• Materials provided:
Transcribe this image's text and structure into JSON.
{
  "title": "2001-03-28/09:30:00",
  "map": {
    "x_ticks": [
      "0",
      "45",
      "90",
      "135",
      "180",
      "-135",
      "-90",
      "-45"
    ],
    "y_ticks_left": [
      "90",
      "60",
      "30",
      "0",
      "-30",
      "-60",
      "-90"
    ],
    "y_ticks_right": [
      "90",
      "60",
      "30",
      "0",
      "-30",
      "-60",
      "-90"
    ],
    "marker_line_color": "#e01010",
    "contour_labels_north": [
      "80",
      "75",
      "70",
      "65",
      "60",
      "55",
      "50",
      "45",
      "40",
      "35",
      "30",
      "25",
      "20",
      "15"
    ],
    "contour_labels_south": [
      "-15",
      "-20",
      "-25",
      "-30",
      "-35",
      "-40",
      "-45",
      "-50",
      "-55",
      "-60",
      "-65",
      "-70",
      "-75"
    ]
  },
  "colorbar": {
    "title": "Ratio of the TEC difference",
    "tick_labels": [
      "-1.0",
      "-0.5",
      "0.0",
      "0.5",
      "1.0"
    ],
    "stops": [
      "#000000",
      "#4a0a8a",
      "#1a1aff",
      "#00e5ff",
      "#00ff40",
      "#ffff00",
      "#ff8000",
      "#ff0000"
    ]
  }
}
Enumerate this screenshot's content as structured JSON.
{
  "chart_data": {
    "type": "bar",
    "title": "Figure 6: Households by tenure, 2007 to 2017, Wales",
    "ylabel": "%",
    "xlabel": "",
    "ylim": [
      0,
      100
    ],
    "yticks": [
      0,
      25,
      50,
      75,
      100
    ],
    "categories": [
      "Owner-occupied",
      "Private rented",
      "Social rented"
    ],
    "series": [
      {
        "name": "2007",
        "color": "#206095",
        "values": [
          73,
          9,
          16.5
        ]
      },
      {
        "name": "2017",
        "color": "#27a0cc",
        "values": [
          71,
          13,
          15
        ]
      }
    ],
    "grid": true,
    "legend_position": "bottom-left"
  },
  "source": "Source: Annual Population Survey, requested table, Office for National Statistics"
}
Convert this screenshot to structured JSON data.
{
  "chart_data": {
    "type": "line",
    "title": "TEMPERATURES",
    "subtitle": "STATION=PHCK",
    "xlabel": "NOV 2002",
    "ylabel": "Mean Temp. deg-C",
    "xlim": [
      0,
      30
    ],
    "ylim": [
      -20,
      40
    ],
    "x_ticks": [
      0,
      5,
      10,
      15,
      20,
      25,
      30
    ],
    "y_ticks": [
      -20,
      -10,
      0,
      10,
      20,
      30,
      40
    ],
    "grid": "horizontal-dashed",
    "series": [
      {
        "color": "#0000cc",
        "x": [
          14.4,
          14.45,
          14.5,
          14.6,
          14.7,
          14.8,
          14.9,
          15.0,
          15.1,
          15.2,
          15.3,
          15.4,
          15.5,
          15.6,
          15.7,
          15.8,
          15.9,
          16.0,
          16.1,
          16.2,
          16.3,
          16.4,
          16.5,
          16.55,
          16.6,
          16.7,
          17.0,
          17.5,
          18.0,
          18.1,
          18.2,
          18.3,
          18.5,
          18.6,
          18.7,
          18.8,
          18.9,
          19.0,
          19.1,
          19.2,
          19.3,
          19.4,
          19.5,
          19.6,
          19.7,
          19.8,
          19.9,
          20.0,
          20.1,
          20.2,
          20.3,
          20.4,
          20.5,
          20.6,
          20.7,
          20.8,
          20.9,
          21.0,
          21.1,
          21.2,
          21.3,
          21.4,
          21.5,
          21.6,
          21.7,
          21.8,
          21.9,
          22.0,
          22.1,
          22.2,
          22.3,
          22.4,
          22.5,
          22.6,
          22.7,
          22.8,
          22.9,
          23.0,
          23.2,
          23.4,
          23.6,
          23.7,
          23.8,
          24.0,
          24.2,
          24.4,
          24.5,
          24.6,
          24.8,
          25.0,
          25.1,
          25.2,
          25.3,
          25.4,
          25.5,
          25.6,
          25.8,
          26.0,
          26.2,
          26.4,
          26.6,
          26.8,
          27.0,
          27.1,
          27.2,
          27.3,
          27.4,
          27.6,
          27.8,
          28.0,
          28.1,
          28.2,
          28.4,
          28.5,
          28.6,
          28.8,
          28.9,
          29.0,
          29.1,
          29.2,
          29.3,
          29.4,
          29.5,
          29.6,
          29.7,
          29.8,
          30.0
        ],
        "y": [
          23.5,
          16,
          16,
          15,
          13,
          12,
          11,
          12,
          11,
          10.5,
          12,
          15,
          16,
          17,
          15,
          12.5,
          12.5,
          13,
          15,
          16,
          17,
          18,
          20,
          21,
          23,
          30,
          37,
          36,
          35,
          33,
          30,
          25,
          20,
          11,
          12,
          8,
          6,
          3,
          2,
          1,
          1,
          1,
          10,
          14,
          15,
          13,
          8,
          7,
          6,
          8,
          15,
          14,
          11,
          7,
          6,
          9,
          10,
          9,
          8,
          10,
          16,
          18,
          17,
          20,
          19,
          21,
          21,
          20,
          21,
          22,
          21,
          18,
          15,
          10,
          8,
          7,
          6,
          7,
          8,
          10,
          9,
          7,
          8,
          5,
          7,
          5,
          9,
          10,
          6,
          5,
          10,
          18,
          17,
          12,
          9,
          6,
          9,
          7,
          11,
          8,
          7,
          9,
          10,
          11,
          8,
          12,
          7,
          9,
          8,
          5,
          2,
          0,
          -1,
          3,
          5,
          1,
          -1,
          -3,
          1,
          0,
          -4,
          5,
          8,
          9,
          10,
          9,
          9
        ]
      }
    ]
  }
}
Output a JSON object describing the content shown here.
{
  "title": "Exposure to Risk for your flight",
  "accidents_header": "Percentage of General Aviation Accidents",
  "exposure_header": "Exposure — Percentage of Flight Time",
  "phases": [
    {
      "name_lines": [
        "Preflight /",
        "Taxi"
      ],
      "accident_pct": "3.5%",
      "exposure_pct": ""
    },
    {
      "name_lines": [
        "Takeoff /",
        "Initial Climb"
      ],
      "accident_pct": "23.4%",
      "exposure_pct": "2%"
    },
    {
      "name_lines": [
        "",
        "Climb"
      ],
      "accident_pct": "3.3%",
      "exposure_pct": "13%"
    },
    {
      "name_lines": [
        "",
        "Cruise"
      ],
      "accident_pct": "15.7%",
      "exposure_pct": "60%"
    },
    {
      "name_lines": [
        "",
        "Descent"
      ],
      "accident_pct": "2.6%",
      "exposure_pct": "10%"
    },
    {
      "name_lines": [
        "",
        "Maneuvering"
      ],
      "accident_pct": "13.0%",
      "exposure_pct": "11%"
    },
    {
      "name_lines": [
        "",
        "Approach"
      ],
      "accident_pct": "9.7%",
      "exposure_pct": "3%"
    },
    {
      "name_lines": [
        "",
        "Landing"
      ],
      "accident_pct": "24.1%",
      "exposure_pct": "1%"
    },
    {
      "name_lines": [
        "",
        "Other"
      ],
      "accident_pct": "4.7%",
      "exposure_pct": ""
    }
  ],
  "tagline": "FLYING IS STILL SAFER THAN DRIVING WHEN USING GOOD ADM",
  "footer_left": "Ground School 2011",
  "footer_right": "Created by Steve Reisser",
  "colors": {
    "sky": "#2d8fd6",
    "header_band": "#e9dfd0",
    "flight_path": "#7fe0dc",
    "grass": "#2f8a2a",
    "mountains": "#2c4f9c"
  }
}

• What the exercise asks: Within the listing above, find every line containing the string "content" and return it.

• Result for this task:
Enumerate this screenshot's content as structured JSON.
Output a JSON object describing the content shown here.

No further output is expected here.